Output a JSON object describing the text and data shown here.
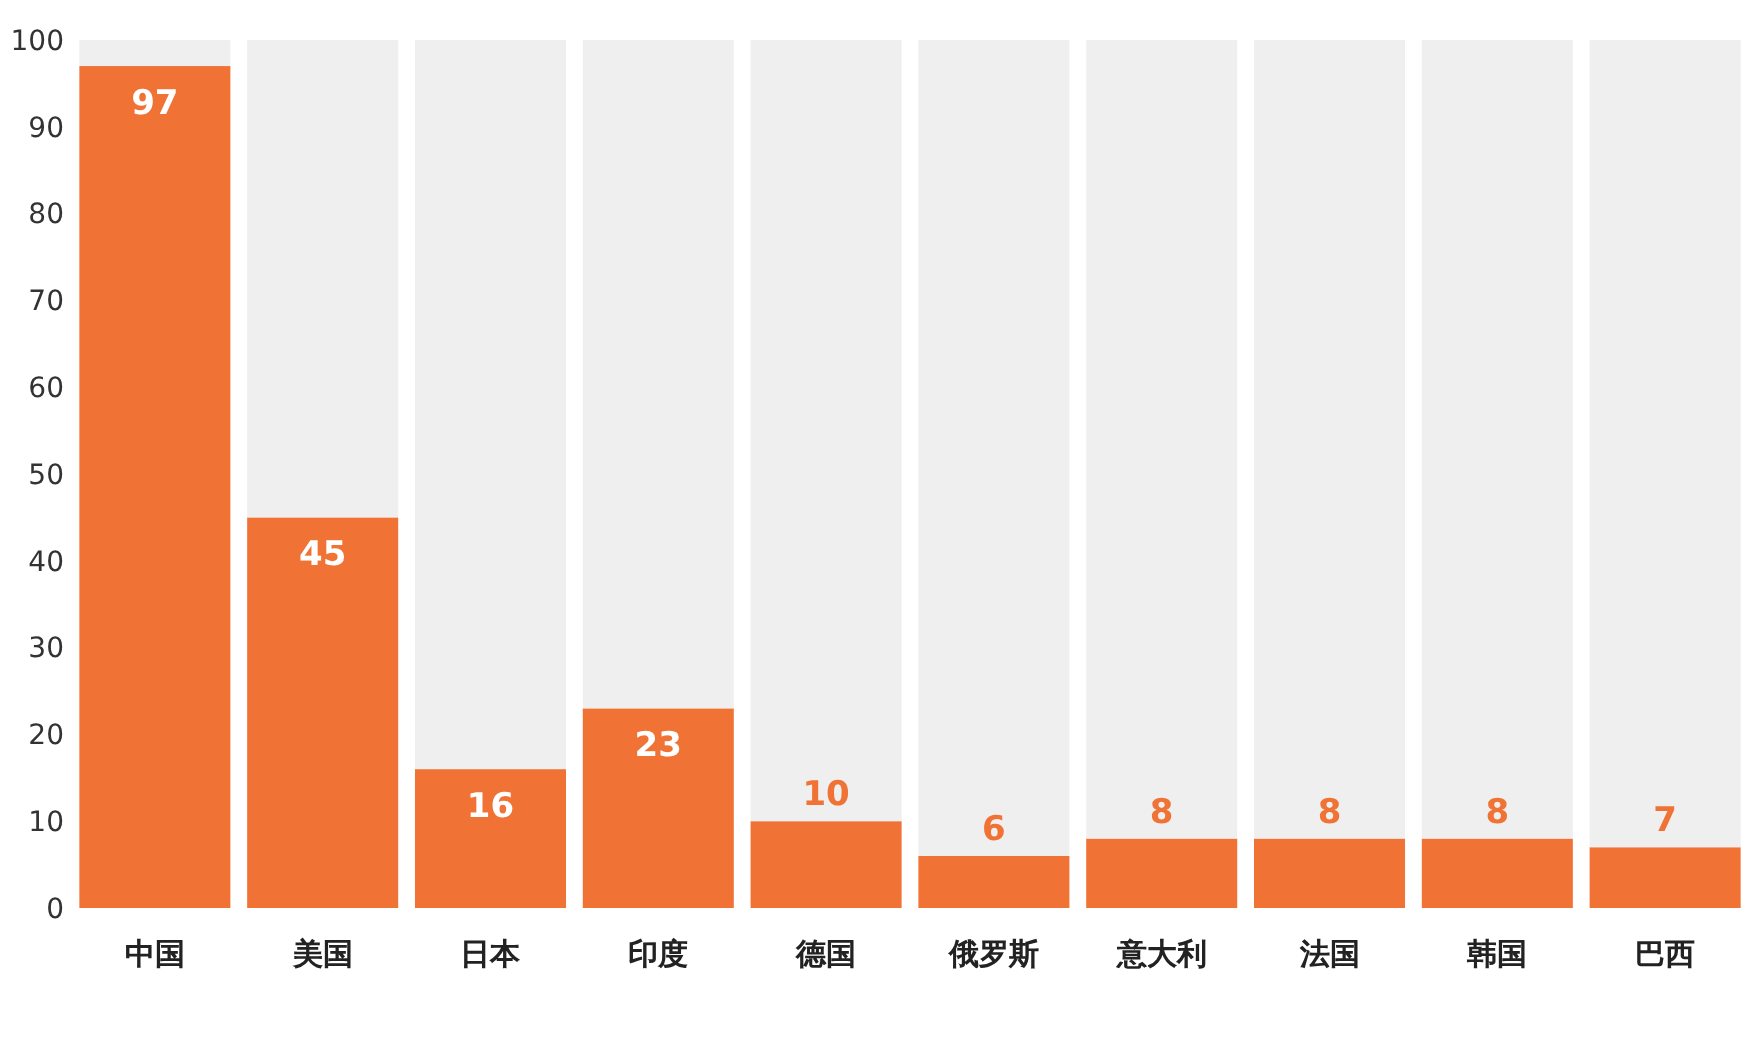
{
  "chart_data": {
    "type": "bar",
    "stacked": true,
    "categories": [
      "中国",
      "美国",
      "日本",
      "印度",
      "德国",
      "俄罗斯",
      "意大利",
      "法国",
      "韩国",
      "巴西"
    ],
    "series": [
      {
        "color": "#f07234",
        "values": [
          97,
          45,
          16,
          23,
          10,
          6,
          8,
          8,
          8,
          7
        ],
        "value_labels": [
          "97",
          "45",
          "16",
          "23",
          "10",
          "6",
          "8",
          "8",
          "8",
          "7"
        ]
      },
      {
        "color": "#efefef",
        "values": [
          3,
          55,
          84,
          77,
          90,
          94,
          92,
          92,
          92,
          93
        ]
      }
    ],
    "ylim": [
      0,
      100
    ],
    "yticks": [
      0,
      10,
      20,
      30,
      40,
      50,
      60,
      70,
      80,
      90,
      100
    ],
    "grid": false
  }
}
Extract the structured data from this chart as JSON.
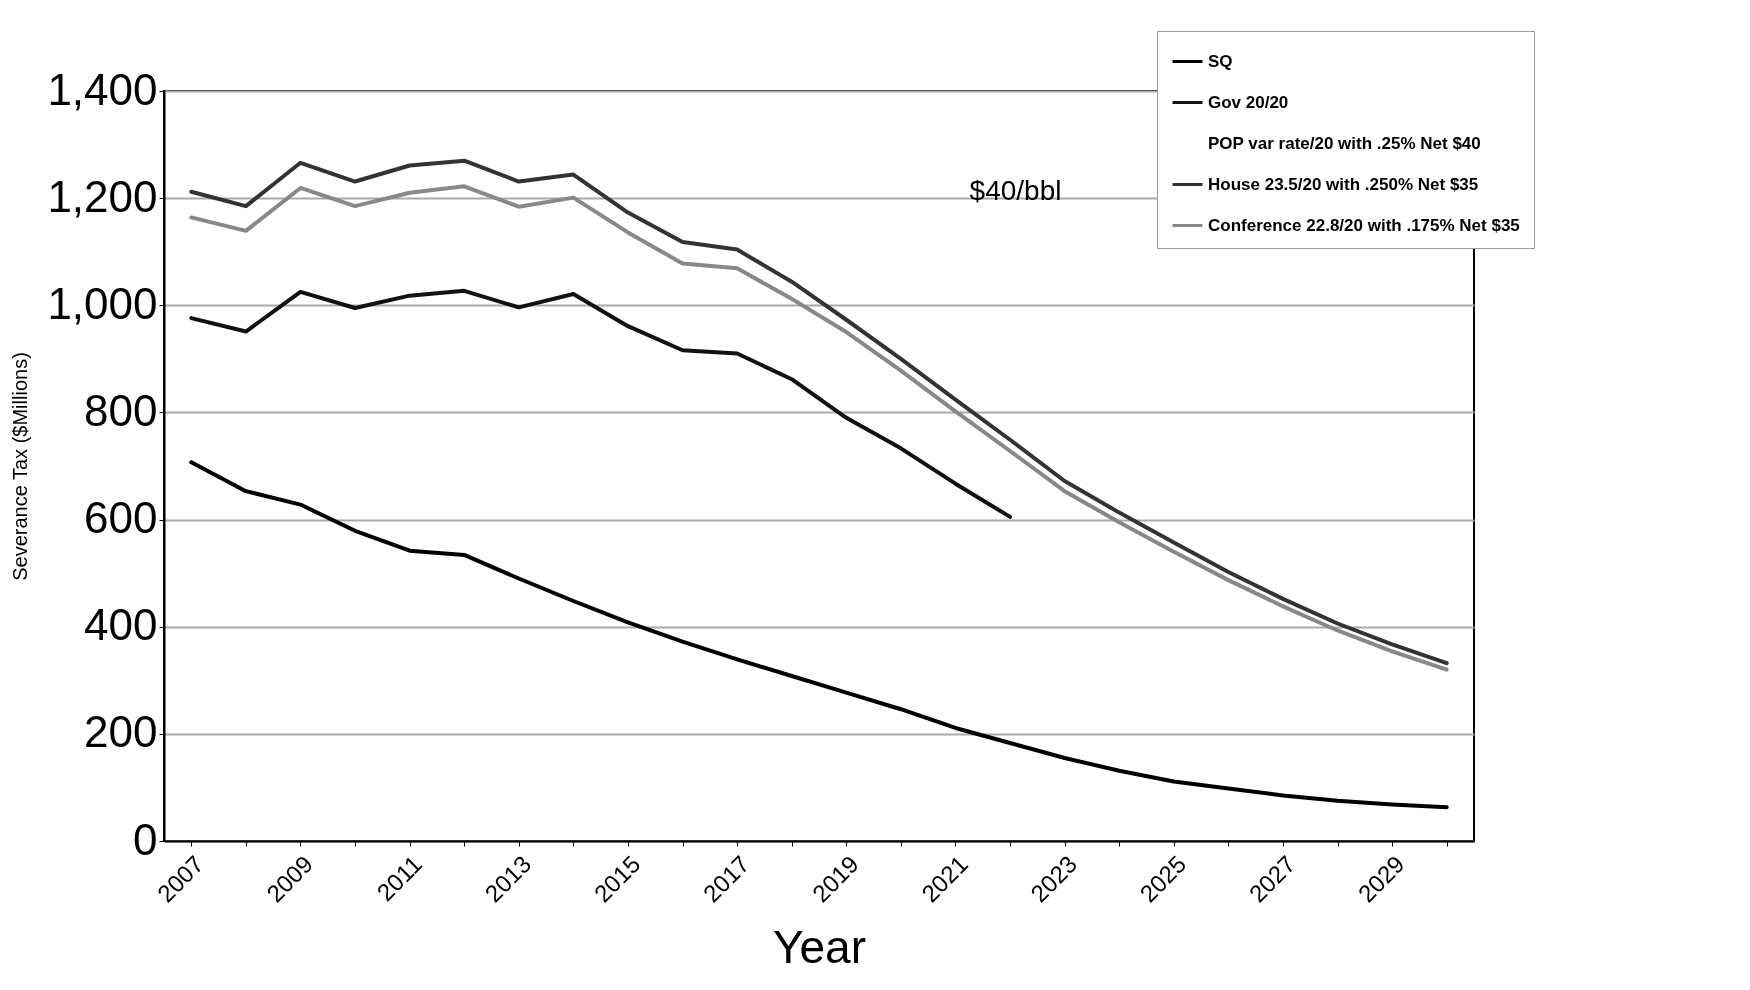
{
  "chart_data": {
    "type": "line",
    "xlabel": "Year",
    "ylabel": "Severance Tax ($Millions)",
    "annotations": [
      "$40/bbl"
    ],
    "categories": [
      "2007",
      null,
      "2009",
      null,
      "2011",
      null,
      "2013",
      null,
      "2015",
      null,
      "2017",
      null,
      "2019",
      null,
      "2021",
      null,
      "2023",
      null,
      "2025",
      null,
      "2027",
      null,
      "2029",
      null
    ],
    "series": [
      {
        "name": "SQ",
        "color": "#000000",
        "values": [
          707,
          653,
          628,
          579,
          542,
          534,
          490,
          448,
          408,
          372,
          339,
          308,
          277,
          246,
          211,
          183,
          155,
          131,
          111,
          98,
          85,
          75,
          68,
          63
        ]
      },
      {
        "name": "Gov 20/20",
        "color": "#111111",
        "values": [
          976,
          951,
          1025,
          995,
          1018,
          1027,
          996,
          1021,
          961,
          916,
          910,
          862,
          790,
          733,
          667,
          605,
          null,
          null,
          null,
          null,
          null,
          null,
          null,
          null
        ]
      },
      {
        "name": "POP var rate/20 with .25% Net $40",
        "values": [
          null,
          null,
          null,
          null,
          null,
          null,
          null,
          null,
          null,
          null,
          null,
          null,
          null,
          null,
          null,
          null,
          null,
          null,
          null,
          null,
          null,
          null,
          null,
          null
        ]
      },
      {
        "name": "House 23.5/20 with .250% Net $35",
        "color": "#333333",
        "values": [
          1212,
          1185,
          1266,
          1231,
          1261,
          1270,
          1231,
          1244,
          1173,
          1118,
          1104,
          1044,
          973,
          900,
          824,
          749,
          672,
          613,
          557,
          502,
          452,
          406,
          367,
          332
        ]
      },
      {
        "name": "Conference 22.8/20 with .175% Net $35",
        "color": "#888888",
        "values": [
          1164,
          1139,
          1219,
          1185,
          1210,
          1222,
          1184,
          1201,
          1136,
          1078,
          1069,
          1012,
          950,
          878,
          802,
          728,
          653,
          595,
          540,
          487,
          438,
          393,
          354,
          320
        ]
      }
    ],
    "ylim": [
      0,
      1400
    ],
    "yticks": [
      0,
      200,
      400,
      600,
      800,
      {
        "value": 1000,
        "label": "1,000"
      },
      {
        "value": 1200,
        "label": "1,200"
      },
      {
        "value": 1400,
        "label": "1,400"
      }
    ],
    "grid": "y",
    "legend": "top right",
    "marker": "none",
    "line_style": "solid"
  }
}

************

--- Aim ---
Can you repeat every record above exactly, apart from the pictures?

--- Full response ---
Output a JSON object describing the text and data shown here.
{
  "chart_data": {
    "type": "bar",
    "stacked": true,
    "categories": [
      "中国",
      "美国",
      "日本",
      "印度",
      "德国",
      "俄罗斯",
      "意大利",
      "法国",
      "韩国",
      "巴西"
    ],
    "series": [
      {
        "color": "#f07234",
        "values": [
          97,
          45,
          16,
          23,
          10,
          6,
          8,
          8,
          8,
          7
        ],
        "value_labels": [
          "97",
          "45",
          "16",
          "23",
          "10",
          "6",
          "8",
          "8",
          "8",
          "7"
        ]
      },
      {
        "color": "#efefef",
        "values": [
          3,
          55,
          84,
          77,
          90,
          94,
          92,
          92,
          92,
          93
        ]
      }
    ],
    "ylim": [
      0,
      100
    ],
    "yticks": [
      0,
      10,
      20,
      30,
      40,
      50,
      60,
      70,
      80,
      90,
      100
    ],
    "grid": false
  }
}
Extract the structured data from this chart as JSON.
{
  "chart_data": {
    "type": "line",
    "xlabel": "Year",
    "ylabel": "Severance Tax ($Millions)",
    "annotations": [
      "$40/bbl"
    ],
    "categories": [
      "2007",
      null,
      "2009",
      null,
      "2011",
      null,
      "2013",
      null,
      "2015",
      null,
      "2017",
      null,
      "2019",
      null,
      "2021",
      null,
      "2023",
      null,
      "2025",
      null,
      "2027",
      null,
      "2029",
      null
    ],
    "series": [
      {
        "name": "SQ",
        "color": "#000000",
        "values": [
          707,
          653,
          628,
          579,
          542,
          534,
          490,
          448,
          408,
          372,
          339,
          308,
          277,
          246,
          211,
          183,
          155,
          131,
          111,
          98,
          85,
          75,
          68,
          63
        ]
      },
      {
        "name": "Gov 20/20",
        "color": "#111111",
        "values": [
          976,
          951,
          1025,
          995,
          1018,
          1027,
          996,
          1021,
          961,
          916,
          910,
          862,
          790,
          733,
          667,
          605,
          null,
          null,
          null,
          null,
          null,
          null,
          null,
          null
        ]
      },
      {
        "name": "POP var rate/20 with .25% Net $40",
        "values": [
          null,
          null,
          null,
          null,
          null,
          null,
          null,
          null,
          null,
          null,
          null,
          null,
          null,
          null,
          null,
          null,
          null,
          null,
          null,
          null,
          null,
          null,
          null,
          null
        ]
      },
      {
        "name": "House 23.5/20 with .250% Net $35",
        "color": "#333333",
        "values": [
          1212,
          1185,
          1266,
          1231,
          1261,
          1270,
          1231,
          1244,
          1173,
          1118,
          1104,
          1044,
          973,
          900,
          824,
          749,
          672,
          613,
          557,
          502,
          452,
          406,
          367,
          332
        ]
      },
      {
        "name": "Conference 22.8/20 with .175% Net $35",
        "color": "#888888",
        "values": [
          1164,
          1139,
          1219,
          1185,
          1210,
          1222,
          1184,
          1201,
          1136,
          1078,
          1069,
          1012,
          950,
          878,
          802,
          728,
          653,
          595,
          540,
          487,
          438,
          393,
          354,
          320
        ]
      }
    ],
    "ylim": [
      0,
      1400
    ],
    "yticks": [
      0,
      200,
      400,
      600,
      800,
      {
        "value": 1000,
        "label": "1,000"
      },
      {
        "value": 1200,
        "label": "1,200"
      },
      {
        "value": 1400,
        "label": "1,400"
      }
    ],
    "grid": "y",
    "legend": "top right",
    "marker": "none",
    "line_style": "solid"
  }
}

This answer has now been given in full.